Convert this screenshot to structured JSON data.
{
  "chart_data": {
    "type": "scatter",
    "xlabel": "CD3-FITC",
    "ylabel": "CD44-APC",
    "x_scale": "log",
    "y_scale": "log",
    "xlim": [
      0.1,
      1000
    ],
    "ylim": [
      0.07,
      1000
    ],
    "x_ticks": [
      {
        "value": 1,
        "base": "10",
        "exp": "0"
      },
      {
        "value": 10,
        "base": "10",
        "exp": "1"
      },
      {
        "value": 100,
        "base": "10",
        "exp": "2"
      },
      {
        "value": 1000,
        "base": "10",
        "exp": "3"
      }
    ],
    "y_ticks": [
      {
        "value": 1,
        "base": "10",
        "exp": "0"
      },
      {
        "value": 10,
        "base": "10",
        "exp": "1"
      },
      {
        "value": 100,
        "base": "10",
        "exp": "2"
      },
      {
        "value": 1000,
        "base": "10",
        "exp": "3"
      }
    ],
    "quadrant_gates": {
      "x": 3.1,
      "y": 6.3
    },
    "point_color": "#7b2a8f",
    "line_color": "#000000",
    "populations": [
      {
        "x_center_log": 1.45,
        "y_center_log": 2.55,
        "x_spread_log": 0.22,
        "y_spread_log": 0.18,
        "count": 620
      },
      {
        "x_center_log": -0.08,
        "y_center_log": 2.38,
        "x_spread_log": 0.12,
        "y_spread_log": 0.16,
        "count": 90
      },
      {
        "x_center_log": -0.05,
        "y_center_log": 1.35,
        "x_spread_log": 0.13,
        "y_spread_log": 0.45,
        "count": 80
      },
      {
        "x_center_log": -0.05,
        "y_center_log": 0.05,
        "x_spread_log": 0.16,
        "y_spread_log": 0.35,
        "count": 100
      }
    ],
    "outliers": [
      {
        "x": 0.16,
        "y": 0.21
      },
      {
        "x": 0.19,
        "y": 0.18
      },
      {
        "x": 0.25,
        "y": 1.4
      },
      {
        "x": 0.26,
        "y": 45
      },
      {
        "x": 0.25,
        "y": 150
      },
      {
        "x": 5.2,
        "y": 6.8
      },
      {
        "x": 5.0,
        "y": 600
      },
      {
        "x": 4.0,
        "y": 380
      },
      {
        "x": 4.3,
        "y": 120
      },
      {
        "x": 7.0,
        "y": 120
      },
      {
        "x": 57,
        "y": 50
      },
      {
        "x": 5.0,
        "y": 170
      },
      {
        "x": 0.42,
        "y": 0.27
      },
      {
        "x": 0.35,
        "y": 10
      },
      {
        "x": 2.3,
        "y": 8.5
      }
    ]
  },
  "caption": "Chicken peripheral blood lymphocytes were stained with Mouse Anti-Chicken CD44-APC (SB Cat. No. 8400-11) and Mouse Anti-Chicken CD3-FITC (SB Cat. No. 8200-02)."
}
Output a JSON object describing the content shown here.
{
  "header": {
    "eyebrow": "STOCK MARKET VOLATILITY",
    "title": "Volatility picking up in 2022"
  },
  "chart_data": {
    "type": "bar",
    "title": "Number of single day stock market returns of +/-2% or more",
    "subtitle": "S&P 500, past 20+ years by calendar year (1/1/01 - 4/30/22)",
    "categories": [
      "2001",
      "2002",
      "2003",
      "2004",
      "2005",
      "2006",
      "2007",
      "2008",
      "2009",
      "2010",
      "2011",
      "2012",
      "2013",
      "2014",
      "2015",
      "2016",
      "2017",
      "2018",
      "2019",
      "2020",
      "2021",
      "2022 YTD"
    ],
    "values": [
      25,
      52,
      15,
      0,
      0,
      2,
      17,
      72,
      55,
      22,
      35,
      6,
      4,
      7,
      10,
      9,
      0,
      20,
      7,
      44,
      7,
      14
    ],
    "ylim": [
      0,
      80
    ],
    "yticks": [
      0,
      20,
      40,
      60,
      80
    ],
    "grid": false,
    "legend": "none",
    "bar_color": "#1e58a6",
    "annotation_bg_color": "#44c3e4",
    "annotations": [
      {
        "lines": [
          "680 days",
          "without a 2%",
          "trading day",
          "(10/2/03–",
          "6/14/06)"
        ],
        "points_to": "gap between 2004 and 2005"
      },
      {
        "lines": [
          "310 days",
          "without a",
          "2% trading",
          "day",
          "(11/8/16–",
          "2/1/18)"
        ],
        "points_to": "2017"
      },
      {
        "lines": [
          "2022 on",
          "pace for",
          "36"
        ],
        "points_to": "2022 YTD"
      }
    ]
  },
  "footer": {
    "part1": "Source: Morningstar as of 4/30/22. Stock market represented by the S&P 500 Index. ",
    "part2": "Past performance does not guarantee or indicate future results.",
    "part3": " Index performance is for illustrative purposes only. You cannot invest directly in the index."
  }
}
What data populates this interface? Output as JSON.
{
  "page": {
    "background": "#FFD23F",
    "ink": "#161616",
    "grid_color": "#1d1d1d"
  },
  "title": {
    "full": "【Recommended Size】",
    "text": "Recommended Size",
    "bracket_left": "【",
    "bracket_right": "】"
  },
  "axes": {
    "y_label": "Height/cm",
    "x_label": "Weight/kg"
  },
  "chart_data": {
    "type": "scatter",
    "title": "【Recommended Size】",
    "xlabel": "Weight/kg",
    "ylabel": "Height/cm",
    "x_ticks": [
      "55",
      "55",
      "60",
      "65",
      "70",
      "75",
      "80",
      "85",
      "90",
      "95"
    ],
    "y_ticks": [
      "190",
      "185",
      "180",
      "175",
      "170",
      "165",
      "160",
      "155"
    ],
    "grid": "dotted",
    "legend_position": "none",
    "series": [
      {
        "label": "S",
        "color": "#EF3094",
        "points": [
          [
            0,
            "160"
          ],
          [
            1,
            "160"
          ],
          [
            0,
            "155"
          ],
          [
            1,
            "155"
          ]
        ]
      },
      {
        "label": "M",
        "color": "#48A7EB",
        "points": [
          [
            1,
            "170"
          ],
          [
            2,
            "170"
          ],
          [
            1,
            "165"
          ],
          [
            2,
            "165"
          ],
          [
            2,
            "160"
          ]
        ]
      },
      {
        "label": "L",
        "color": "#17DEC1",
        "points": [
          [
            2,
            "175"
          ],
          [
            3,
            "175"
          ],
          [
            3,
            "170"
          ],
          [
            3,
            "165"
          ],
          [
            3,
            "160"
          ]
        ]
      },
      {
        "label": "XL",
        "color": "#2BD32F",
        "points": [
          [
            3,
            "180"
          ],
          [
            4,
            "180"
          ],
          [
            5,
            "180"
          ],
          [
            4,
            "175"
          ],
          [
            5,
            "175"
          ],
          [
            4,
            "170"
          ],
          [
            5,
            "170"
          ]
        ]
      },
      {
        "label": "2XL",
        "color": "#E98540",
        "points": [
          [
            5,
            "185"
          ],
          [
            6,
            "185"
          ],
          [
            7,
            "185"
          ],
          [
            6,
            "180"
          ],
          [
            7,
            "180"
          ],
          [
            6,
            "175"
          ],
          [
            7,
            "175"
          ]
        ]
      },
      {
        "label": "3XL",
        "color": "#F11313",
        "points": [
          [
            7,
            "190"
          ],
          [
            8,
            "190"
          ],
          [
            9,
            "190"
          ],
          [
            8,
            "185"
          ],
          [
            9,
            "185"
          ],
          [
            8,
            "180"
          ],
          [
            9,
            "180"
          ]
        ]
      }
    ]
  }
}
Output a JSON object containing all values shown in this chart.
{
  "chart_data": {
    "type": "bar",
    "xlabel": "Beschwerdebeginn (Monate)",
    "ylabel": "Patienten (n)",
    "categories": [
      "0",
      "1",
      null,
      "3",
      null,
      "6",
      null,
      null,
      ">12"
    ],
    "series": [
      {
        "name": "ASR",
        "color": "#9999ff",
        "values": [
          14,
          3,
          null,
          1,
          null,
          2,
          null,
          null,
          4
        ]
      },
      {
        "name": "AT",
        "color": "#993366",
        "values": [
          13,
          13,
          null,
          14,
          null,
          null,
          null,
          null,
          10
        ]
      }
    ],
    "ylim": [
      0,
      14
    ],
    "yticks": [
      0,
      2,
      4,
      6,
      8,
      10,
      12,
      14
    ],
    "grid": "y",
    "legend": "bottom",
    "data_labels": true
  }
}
--- --- ---
→ EXERCISE
Look over the listing. Pull out every line with the string "ylabel" in it.

→ SOLUTION
    "ylabel": "CD44-APC",
    "ylabel": "Height/cm",
    "ylabel": "Patienten (n)",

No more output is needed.